%%

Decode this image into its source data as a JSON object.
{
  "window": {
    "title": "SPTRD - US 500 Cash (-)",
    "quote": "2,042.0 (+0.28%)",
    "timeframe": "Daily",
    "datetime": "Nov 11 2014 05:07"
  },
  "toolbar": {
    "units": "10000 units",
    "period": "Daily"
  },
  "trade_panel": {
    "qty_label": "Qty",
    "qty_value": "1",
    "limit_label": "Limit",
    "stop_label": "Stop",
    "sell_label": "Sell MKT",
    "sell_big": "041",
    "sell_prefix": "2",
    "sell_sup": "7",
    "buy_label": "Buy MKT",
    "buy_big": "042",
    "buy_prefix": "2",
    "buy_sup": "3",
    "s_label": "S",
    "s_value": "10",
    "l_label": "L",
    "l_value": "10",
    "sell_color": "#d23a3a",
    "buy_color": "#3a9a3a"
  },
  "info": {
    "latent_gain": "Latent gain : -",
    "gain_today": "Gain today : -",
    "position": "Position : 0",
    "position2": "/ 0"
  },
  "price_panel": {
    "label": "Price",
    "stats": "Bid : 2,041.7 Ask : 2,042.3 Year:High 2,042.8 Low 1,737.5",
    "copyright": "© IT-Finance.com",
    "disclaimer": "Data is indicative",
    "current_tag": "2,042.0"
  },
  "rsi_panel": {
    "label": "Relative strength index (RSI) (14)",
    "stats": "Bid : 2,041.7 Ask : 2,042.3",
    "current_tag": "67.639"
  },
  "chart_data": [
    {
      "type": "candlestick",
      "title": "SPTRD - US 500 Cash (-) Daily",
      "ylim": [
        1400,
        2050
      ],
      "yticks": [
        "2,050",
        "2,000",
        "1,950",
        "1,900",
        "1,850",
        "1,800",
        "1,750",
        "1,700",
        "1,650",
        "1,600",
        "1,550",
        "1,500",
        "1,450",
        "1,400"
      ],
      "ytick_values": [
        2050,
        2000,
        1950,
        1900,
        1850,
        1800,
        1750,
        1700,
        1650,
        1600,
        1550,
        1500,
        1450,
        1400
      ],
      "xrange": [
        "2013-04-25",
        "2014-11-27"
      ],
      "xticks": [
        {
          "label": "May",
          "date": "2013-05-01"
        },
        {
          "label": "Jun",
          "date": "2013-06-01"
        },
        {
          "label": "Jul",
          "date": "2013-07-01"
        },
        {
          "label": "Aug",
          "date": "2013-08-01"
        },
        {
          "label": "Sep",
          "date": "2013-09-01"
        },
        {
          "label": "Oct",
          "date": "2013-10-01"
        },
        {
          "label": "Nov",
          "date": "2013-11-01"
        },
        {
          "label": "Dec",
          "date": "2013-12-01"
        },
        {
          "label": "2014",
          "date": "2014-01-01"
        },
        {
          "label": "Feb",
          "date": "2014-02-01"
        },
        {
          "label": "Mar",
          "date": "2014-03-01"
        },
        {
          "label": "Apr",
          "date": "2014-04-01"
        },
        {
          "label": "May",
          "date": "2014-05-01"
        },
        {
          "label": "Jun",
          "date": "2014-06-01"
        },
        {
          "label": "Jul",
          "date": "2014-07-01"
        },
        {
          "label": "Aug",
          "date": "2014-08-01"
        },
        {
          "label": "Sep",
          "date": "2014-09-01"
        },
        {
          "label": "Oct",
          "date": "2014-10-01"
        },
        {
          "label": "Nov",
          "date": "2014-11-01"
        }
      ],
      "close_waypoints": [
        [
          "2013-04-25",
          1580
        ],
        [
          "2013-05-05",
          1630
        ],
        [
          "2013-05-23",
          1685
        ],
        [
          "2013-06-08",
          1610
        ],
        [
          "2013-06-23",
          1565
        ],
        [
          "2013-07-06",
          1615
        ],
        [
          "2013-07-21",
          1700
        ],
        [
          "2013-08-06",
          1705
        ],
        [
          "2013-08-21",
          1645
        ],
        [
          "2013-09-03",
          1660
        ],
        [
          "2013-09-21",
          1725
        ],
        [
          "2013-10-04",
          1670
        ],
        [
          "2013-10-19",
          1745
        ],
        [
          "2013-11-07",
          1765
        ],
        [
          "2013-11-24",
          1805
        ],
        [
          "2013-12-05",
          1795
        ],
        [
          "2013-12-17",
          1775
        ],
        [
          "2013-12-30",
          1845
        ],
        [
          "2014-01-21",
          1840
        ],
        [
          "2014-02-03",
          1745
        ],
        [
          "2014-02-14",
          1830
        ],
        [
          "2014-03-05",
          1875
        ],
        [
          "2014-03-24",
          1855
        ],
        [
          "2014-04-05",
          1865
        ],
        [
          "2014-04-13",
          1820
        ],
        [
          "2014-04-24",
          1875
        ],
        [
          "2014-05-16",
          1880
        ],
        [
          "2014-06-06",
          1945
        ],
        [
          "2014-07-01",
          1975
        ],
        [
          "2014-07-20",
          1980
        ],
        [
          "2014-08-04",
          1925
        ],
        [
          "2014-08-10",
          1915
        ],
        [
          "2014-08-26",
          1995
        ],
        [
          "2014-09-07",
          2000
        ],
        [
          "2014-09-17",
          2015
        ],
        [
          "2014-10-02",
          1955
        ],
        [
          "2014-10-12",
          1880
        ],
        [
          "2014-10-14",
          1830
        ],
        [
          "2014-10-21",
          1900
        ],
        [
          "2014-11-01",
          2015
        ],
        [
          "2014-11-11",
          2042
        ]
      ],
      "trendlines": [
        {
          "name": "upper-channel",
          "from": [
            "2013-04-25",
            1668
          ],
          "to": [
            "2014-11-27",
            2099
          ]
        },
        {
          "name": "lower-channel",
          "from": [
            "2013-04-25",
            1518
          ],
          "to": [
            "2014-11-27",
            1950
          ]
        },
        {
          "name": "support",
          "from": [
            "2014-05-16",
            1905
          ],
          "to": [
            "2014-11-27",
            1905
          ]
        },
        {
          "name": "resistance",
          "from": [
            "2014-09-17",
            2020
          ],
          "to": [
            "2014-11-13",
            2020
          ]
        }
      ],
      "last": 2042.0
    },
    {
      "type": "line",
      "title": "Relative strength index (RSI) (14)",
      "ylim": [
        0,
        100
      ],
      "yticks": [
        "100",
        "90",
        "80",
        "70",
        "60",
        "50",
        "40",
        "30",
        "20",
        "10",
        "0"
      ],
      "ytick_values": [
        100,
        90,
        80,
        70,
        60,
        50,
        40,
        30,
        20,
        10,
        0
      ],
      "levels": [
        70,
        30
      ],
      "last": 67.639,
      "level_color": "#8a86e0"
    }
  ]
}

%%

> _What to work on_
Reproduce the material above without altering a single character.

> _Correct output_
Decode this image into its source data as a JSON object.
{
  "window": {
    "title": "SPTRD - US 500 Cash (-)",
    "quote": "2,042.0 (+0.28%)",
    "timeframe": "Daily",
    "datetime": "Nov 11 2014 05:07"
  },
  "toolbar": {
    "units": "10000 units",
    "period": "Daily"
  },
  "trade_panel": {
    "qty_label": "Qty",
    "qty_value": "1",
    "limit_label": "Limit",
    "stop_label": "Stop",
    "sell_label": "Sell MKT",
    "sell_big": "041",
    "sell_prefix": "2",
    "sell_sup": "7",
    "buy_label": "Buy MKT",
    "buy_big": "042",
    "buy_prefix": "2",
    "buy_sup": "3",
    "s_label": "S",
    "s_value": "10",
    "l_label": "L",
    "l_value": "10",
    "sell_color": "#d23a3a",
    "buy_color": "#3a9a3a"
  },
  "info": {
    "latent_gain": "Latent gain : -",
    "gain_today": "Gain today : -",
    "position": "Position : 0",
    "position2": "/ 0"
  },
  "price_panel": {
    "label": "Price",
    "stats": "Bid : 2,041.7 Ask : 2,042.3 Year:High 2,042.8 Low 1,737.5",
    "copyright": "© IT-Finance.com",
    "disclaimer": "Data is indicative",
    "current_tag": "2,042.0"
  },
  "rsi_panel": {
    "label": "Relative strength index (RSI) (14)",
    "stats": "Bid : 2,041.7 Ask : 2,042.3",
    "current_tag": "67.639"
  },
  "chart_data": [
    {
      "type": "candlestick",
      "title": "SPTRD - US 500 Cash (-) Daily",
      "ylim": [
        1400,
        2050
      ],
      "yticks": [
        "2,050",
        "2,000",
        "1,950",
        "1,900",
        "1,850",
        "1,800",
        "1,750",
        "1,700",
        "1,650",
        "1,600",
        "1,550",
        "1,500",
        "1,450",
        "1,400"
      ],
      "ytick_values": [
        2050,
        2000,
        1950,
        1900,
        1850,
        1800,
        1750,
        1700,
        1650,
        1600,
        1550,
        1500,
        1450,
        1400
      ],
      "xrange": [
        "2013-04-25",
        "2014-11-27"
      ],
      "xticks": [
        {
          "label": "May",
          "date": "2013-05-01"
        },
        {
          "label": "Jun",
          "date": "2013-06-01"
        },
        {
          "label": "Jul",
          "date": "2013-07-01"
        },
        {
          "label": "Aug",
          "date": "2013-08-01"
        },
        {
          "label": "Sep",
          "date": "2013-09-01"
        },
        {
          "label": "Oct",
          "date": "2013-10-01"
        },
        {
          "label": "Nov",
          "date": "2013-11-01"
        },
        {
          "label": "Dec",
          "date": "2013-12-01"
        },
        {
          "label": "2014",
          "date": "2014-01-01"
        },
        {
          "label": "Feb",
          "date": "2014-02-01"
        },
        {
          "label": "Mar",
          "date": "2014-03-01"
        },
        {
          "label": "Apr",
          "date": "2014-04-01"
        },
        {
          "label": "May",
          "date": "2014-05-01"
        },
        {
          "label": "Jun",
          "date": "2014-06-01"
        },
        {
          "label": "Jul",
          "date": "2014-07-01"
        },
        {
          "label": "Aug",
          "date": "2014-08-01"
        },
        {
          "label": "Sep",
          "date": "2014-09-01"
        },
        {
          "label": "Oct",
          "date": "2014-10-01"
        },
        {
          "label": "Nov",
          "date": "2014-11-01"
        }
      ],
      "close_waypoints": [
        [
          "2013-04-25",
          1580
        ],
        [
          "2013-05-05",
          1630
        ],
        [
          "2013-05-23",
          1685
        ],
        [
          "2013-06-08",
          1610
        ],
        [
          "2013-06-23",
          1565
        ],
        [
          "2013-07-06",
          1615
        ],
        [
          "2013-07-21",
          1700
        ],
        [
          "2013-08-06",
          1705
        ],
        [
          "2013-08-21",
          1645
        ],
        [
          "2013-09-03",
          1660
        ],
        [
          "2013-09-21",
          1725
        ],
        [
          "2013-10-04",
          1670
        ],
        [
          "2013-10-19",
          1745
        ],
        [
          "2013-11-07",
          1765
        ],
        [
          "2013-11-24",
          1805
        ],
        [
          "2013-12-05",
          1795
        ],
        [
          "2013-12-17",
          1775
        ],
        [
          "2013-12-30",
          1845
        ],
        [
          "2014-01-21",
          1840
        ],
        [
          "2014-02-03",
          1745
        ],
        [
          "2014-02-14",
          1830
        ],
        [
          "2014-03-05",
          1875
        ],
        [
          "2014-03-24",
          1855
        ],
        [
          "2014-04-05",
          1865
        ],
        [
          "2014-04-13",
          1820
        ],
        [
          "2014-04-24",
          1875
        ],
        [
          "2014-05-16",
          1880
        ],
        [
          "2014-06-06",
          1945
        ],
        [
          "2014-07-01",
          1975
        ],
        [
          "2014-07-20",
          1980
        ],
        [
          "2014-08-04",
          1925
        ],
        [
          "2014-08-10",
          1915
        ],
        [
          "2014-08-26",
          1995
        ],
        [
          "2014-09-07",
          2000
        ],
        [
          "2014-09-17",
          2015
        ],
        [
          "2014-10-02",
          1955
        ],
        [
          "2014-10-12",
          1880
        ],
        [
          "2014-10-14",
          1830
        ],
        [
          "2014-10-21",
          1900
        ],
        [
          "2014-11-01",
          2015
        ],
        [
          "2014-11-11",
          2042
        ]
      ],
      "trendlines": [
        {
          "name": "upper-channel",
          "from": [
            "2013-04-25",
            1668
          ],
          "to": [
            "2014-11-27",
            2099
          ]
        },
        {
          "name": "lower-channel",
          "from": [
            "2013-04-25",
            1518
          ],
          "to": [
            "2014-11-27",
            1950
          ]
        },
        {
          "name": "support",
          "from": [
            "2014-05-16",
            1905
          ],
          "to": [
            "2014-11-27",
            1905
          ]
        },
        {
          "name": "resistance",
          "from": [
            "2014-09-17",
            2020
          ],
          "to": [
            "2014-11-13",
            2020
          ]
        }
      ],
      "last": 2042.0
    },
    {
      "type": "line",
      "title": "Relative strength index (RSI) (14)",
      "ylim": [
        0,
        100
      ],
      "yticks": [
        "100",
        "90",
        "80",
        "70",
        "60",
        "50",
        "40",
        "30",
        "20",
        "10",
        "0"
      ],
      "ytick_values": [
        100,
        90,
        80,
        70,
        60,
        50,
        40,
        30,
        20,
        10,
        0
      ],
      "levels": [
        70,
        30
      ],
      "last": 67.639,
      "level_color": "#8a86e0"
    }
  ]
}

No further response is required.